#### PROBLEM DETAILS:
Without the pictures, print each of the records below exactly as it appears.

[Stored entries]
>>>

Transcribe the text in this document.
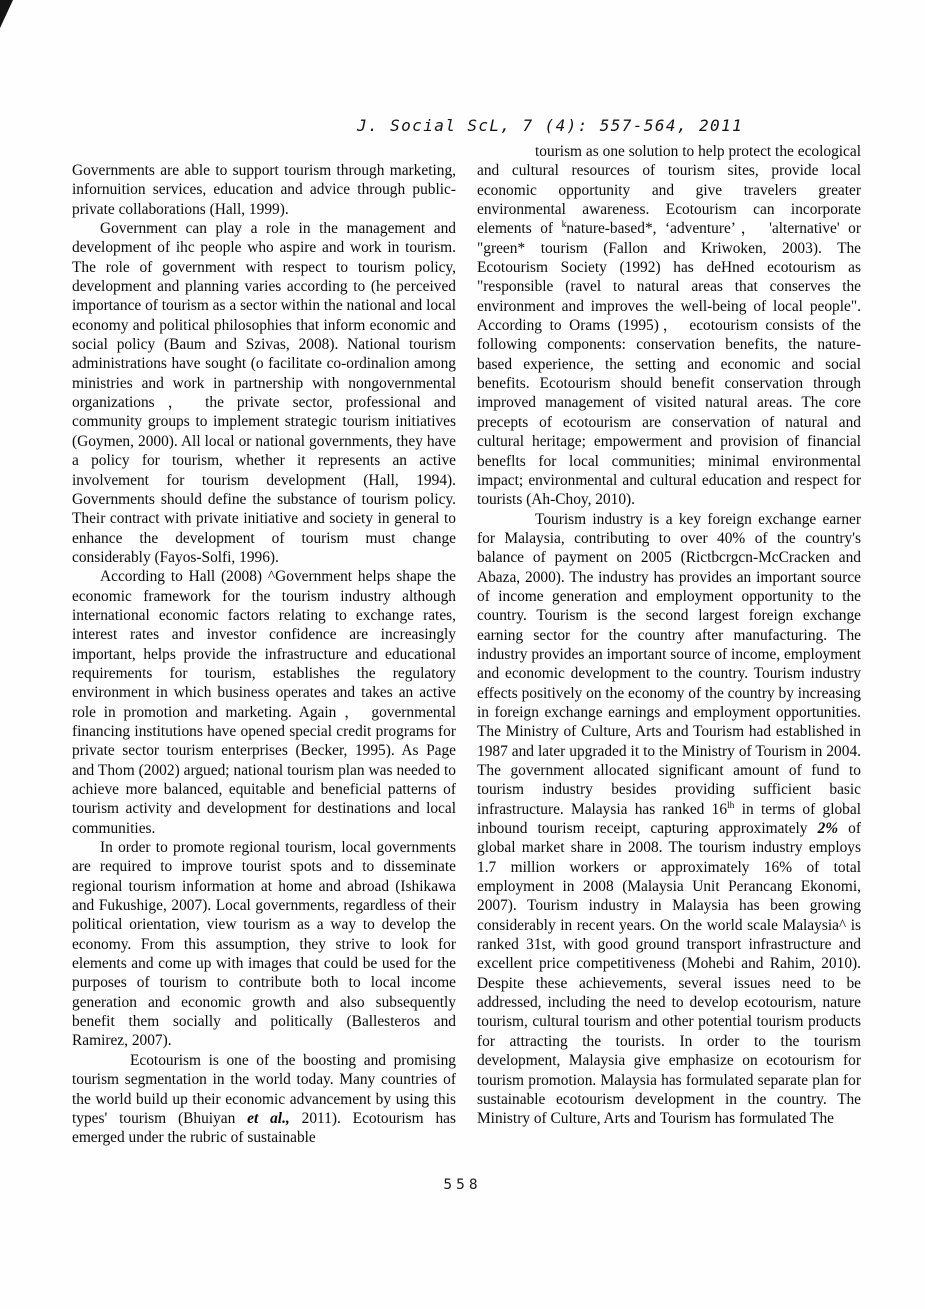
J. Social ScL, 7 (4): 557-564, 2011

Governments are able to support tourism through marketing, infornuition services, education and advice through public-private collaborations (Hall, 1999).

Government can play a role in the management and development of ihc people who aspire and work in tourism. The role of government with respect to tourism policy, development and planning varies according to (he perceived importance of tourism as a sector within the national and local economy and political philosophies that inform economic and social policy (Baum and Szivas, 2008). National tourism administrations have sought (o facilitate co-ordinalion among ministries and work in partnership with nongovernmental organizations ， the private sector, professional and community groups to implement strategic tourism initiatives (Goymen, 2000). All local or national governments, they have a policy for tourism, whether it represents an active involvement for tourism development (Hall, 1994). Governments should define the substance of tourism policy. Their contract with private initiative and society in general to enhance the development of tourism must change considerably (Fayos-Solfi, 1996).

According to Hall (2008) ^Government helps shape the economic framework for the tourism industry although international economic factors relating to exchange rates, interest rates and investor confidence are increasingly important, helps provide the infrastructure and educational requirements for tourism, establishes the regulatory environment in which business operates and takes an active role in promotion and marketing. Again ， governmental financing institutions have opened special credit programs for private sector tourism enterprises (Becker, 1995). As Page and Thom (2002) argued; national tourism plan was needed to achieve more balanced, equitable and beneficial patterns of tourism activity and development for destinations and local communities.

In order to promote regional tourism, local governments are required to improve tourist spots and to disseminate regional tourism information at home and abroad (Ishikawa and Fukushige, 2007). Local governments, regardless of their political orientation, view tourism as a way to develop the economy. From this assumption, they strive to look for elements and come up with images that could be used for the purposes of tourism to contribute both to local income generation and economic growth and also subsequently benefit them socially and politically (Ballesteros and Ramirez, 2007).

Ecotourism is one of the boosting and promising tourism segmentation in the world today. Many countries of the world build up their economic advancement by using this types' tourism (Bhuiyan et al., 2011). Ecotourism has emerged under the rubric of sustainable

tourism as one solution to help protect the ecological and cultural resources of tourism sites, provide local economic opportunity and give travelers greater environmental awareness. Ecotourism can incorporate elements of $^k$nature-based*, ‘adventure’， 'alternative' or "green* tourism (Fallon and Kriwoken, 2003). The Ecotourism Society (1992) has deHned ecotourism as "responsible (ravel to natural areas that conserves the environment and improves the well-being of local people". According to Orams (1995)， ecotourism consists of the following components: conservation benefits, the nature-based experience, the setting and economic and social benefits. Ecotourism should benefit conservation through improved management of visited natural areas. The core precepts of ecotourism are conservation of natural and cultural heritage; empowerment and provision of financial beneflts for local communities; minimal environmental impact; environmental and cultural education and respect for tourists (Ah-Choy, 2010).

Tourism industry is a key foreign exchange earner for Malaysia, contributing to over 40% of the country's balance of payment on 2005 (Rictbcrgcn-McCracken and Abaza, 2000). The industry has provides an important source of income generation and employment opportunity to the country. Tourism is the second largest foreign exchange earning sector for the country after manufacturing. The industry provides an important source of income, employment and economic development to the country. Tourism industry effects positively on the economy of the country by increasing in foreign exchange earnings and employment opportunities. The Ministry of Culture, Arts and Tourism had established in 1987 and later upgraded it to the Ministry of Tourism in 2004. The government allocated significant amount of fund to tourism industry besides providing sufficient basic infrastructure. Malaysia has ranked $16^{lh}$ in terms of global inbound tourism receipt, capturing approximately 2% of global market share in 2008. The tourism industry employs 1.7 million workers or approximately 16% of total employment in 2008 (Malaysia Unit Perancang Ekonomi, 2007). Tourism industry in Malaysia has been growing considerably in recent years. On the world scale Malaysia^ is ranked 31st, with good ground transport infrastructure and excellent price competitiveness (Mohebi and Rahim, 2010). Despite these achievements, several issues need to be addressed, including the need to develop ecotourism, nature tourism, cultural tourism and other potential tourism products for attracting the tourists. In order to the tourism development, Malaysia give emphasize on ecotourism for tourism promotion. Malaysia has formulated separate plan for sustainable ecotourism development in the country. The Ministry of Culture, Arts and Tourism has formulated The

558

<<<

#### FINAL RESULT:
Transcribe the text in this document.
J. Social ScL, 7 (4): 557-564, 2011

Governments are able to support tourism through marketing, infornuition services, education and advice through public-private collaborations (Hall, 1999).

Government can play a role in the management and development of ihc people who aspire and work in tourism. The role of government with respect to tourism policy, development and planning varies according to (he perceived importance of tourism as a sector within the national and local economy and political philosophies that inform economic and social policy (Baum and Szivas, 2008). National tourism administrations have sought (o facilitate co-ordinalion among ministries and work in partnership with nongovernmental organizations ， the private sector, professional and community groups to implement strategic tourism initiatives (Goymen, 2000). All local or national governments, they have a policy for tourism, whether it represents an active involvement for tourism development (Hall, 1994). Governments should define the substance of tourism policy. Their contract with private initiative and society in general to enhance the development of tourism must change considerably (Fayos-Solfi, 1996).

According to Hall (2008) ^Government helps shape the economic framework for the tourism industry although international economic factors relating to exchange rates, interest rates and investor confidence are increasingly important, helps provide the infrastructure and educational requirements for tourism, establishes the regulatory environment in which business operates and takes an active role in promotion and marketing. Again ， governmental financing institutions have opened special credit programs for private sector tourism enterprises (Becker, 1995). As Page and Thom (2002) argued; national tourism plan was needed to achieve more balanced, equitable and beneficial patterns of tourism activity and development for destinations and local communities.

In order to promote regional tourism, local governments are required to improve tourist spots and to disseminate regional tourism information at home and abroad (Ishikawa and Fukushige, 2007). Local governments, regardless of their political orientation, view tourism as a way to develop the economy. From this assumption, they strive to look for elements and come up with images that could be used for the purposes of tourism to contribute both to local income generation and economic growth and also subsequently benefit them socially and politically (Ballesteros and Ramirez, 2007).

Ecotourism is one of the boosting and promising tourism segmentation in the world today. Many countries of the world build up their economic advancement by using this types' tourism (Bhuiyan et al., 2011). Ecotourism has emerged under the rubric of sustainable

tourism as one solution to help protect the ecological and cultural resources of tourism sites, provide local economic opportunity and give travelers greater environmental awareness. Ecotourism can incorporate elements of $^k$nature-based*, ‘adventure’， 'alternative' or "green* tourism (Fallon and Kriwoken, 2003). The Ecotourism Society (1992) has deHned ecotourism as "responsible (ravel to natural areas that conserves the environment and improves the well-being of local people". According to Orams (1995)， ecotourism consists of the following components: conservation benefits, the nature-based experience, the setting and economic and social benefits. Ecotourism should benefit conservation through improved management of visited natural areas. The core precepts of ecotourism are conservation of natural and cultural heritage; empowerment and provision of financial beneflts for local communities; minimal environmental impact; environmental and cultural education and respect for tourists (Ah-Choy, 2010).

Tourism industry is a key foreign exchange earner for Malaysia, contributing to over 40% of the country's balance of payment on 2005 (Rictbcrgcn-McCracken and Abaza, 2000). The industry has provides an important source of income generation and employment opportunity to the country. Tourism is the second largest foreign exchange earning sector for the country after manufacturing. The industry provides an important source of income, employment and economic development to the country. Tourism industry effects positively on the economy of the country by increasing in foreign exchange earnings and employment opportunities. The Ministry of Culture, Arts and Tourism had established in 1987 and later upgraded it to the Ministry of Tourism in 2004. The government allocated significant amount of fund to tourism industry besides providing sufficient basic infrastructure. Malaysia has ranked $16^{lh}$ in terms of global inbound tourism receipt, capturing approximately 2% of global market share in 2008. The tourism industry employs 1.7 million workers or approximately 16% of total employment in 2008 (Malaysia Unit Perancang Ekonomi, 2007). Tourism industry in Malaysia has been growing considerably in recent years. On the world scale Malaysia^ is ranked 31st, with good ground transport infrastructure and excellent price competitiveness (Mohebi and Rahim, 2010). Despite these achievements, several issues need to be addressed, including the need to develop ecotourism, nature tourism, cultural tourism and other potential tourism products for attracting the tourists. In order to the tourism development, Malaysia give emphasize on ecotourism for tourism promotion. Malaysia has formulated separate plan for sustainable ecotourism development in the country. The Ministry of Culture, Arts and Tourism has formulated The

558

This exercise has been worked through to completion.